==== ENTRIES SHOWN ====

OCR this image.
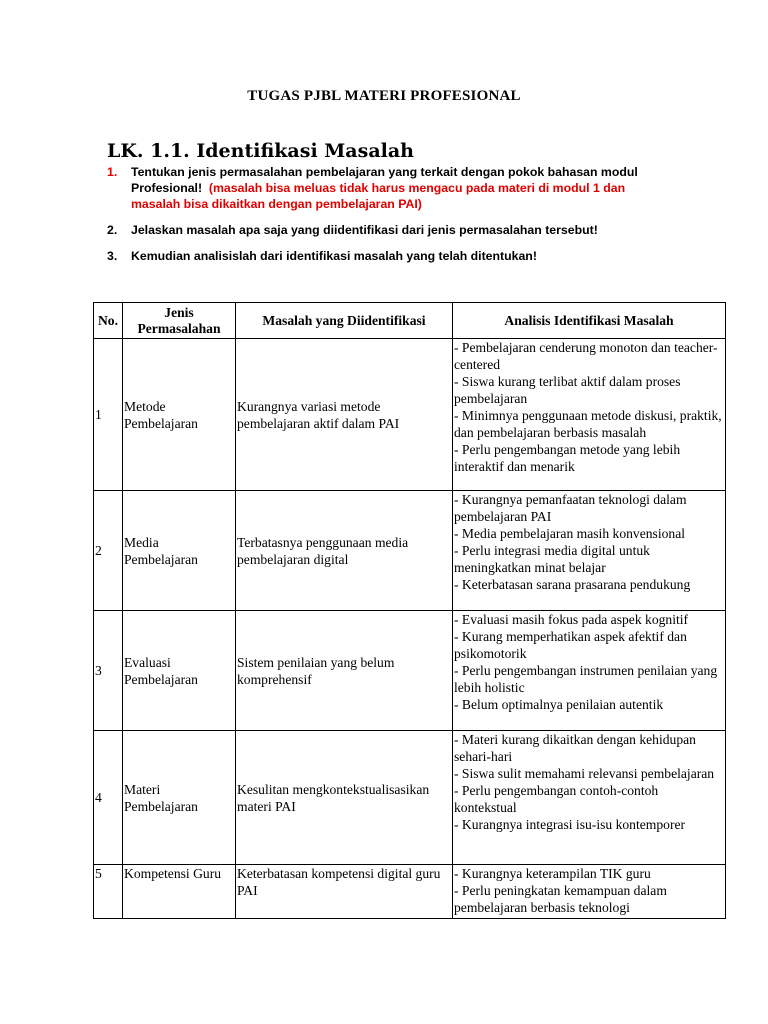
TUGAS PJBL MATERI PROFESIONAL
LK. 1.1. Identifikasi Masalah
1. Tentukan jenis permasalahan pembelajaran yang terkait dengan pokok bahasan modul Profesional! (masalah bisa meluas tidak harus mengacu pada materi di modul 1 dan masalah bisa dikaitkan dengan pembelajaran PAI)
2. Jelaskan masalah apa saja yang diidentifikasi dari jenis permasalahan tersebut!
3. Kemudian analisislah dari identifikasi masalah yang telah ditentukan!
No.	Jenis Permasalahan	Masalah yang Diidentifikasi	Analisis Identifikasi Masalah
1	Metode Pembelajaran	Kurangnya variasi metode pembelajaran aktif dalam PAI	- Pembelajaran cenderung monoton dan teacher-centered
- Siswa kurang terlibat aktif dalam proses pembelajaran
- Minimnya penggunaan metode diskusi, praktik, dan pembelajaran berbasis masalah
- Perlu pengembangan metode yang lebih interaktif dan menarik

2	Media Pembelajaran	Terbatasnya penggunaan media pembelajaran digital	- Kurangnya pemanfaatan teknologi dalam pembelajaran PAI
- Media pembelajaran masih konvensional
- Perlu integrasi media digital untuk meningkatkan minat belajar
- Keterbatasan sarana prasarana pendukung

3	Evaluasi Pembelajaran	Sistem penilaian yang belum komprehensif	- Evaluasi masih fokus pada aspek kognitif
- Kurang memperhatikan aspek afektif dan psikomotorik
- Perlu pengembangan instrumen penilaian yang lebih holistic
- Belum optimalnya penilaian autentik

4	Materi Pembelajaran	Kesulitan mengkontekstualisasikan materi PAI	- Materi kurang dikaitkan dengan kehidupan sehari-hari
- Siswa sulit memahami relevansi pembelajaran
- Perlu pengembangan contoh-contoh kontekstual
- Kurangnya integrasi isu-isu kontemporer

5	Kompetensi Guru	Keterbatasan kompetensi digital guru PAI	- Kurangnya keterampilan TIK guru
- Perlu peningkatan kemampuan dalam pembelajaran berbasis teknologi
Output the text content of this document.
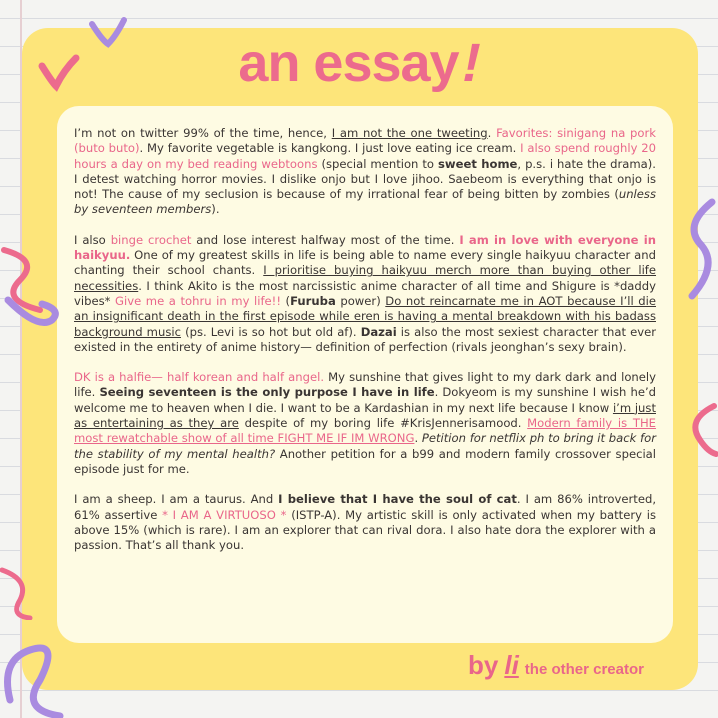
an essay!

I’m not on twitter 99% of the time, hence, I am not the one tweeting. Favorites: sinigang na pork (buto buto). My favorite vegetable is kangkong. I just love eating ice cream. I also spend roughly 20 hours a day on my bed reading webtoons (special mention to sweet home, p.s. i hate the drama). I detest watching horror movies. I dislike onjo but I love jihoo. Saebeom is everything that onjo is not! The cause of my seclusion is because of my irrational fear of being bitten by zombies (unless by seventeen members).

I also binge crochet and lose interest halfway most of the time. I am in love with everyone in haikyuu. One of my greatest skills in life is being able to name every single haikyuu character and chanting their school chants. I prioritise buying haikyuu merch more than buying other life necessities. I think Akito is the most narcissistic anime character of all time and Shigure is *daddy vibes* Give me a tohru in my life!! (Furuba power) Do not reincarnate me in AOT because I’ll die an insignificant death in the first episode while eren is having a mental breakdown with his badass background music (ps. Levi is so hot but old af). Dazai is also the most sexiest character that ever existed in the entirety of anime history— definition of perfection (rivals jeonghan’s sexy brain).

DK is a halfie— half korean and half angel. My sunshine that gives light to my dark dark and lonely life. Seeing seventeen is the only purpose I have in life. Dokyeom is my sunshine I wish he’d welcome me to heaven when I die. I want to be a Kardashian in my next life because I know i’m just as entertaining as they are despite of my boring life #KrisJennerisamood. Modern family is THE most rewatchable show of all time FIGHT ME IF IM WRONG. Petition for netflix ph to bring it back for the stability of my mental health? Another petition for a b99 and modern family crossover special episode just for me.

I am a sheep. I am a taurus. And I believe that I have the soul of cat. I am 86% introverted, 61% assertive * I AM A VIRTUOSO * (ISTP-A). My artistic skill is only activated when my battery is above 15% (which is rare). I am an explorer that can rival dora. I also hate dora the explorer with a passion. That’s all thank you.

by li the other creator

====

- **WHAT IS ASKED**
Identify each line of the material where the word "dari" shows up, and copy it.

- **SOLUTION BELOW**
2. Jelaskan masalah apa saja yang diidentifikasi dari jenis permasalahan tersebut!
3. Kemudian analisislah dari identifikasi masalah yang telah ditentukan!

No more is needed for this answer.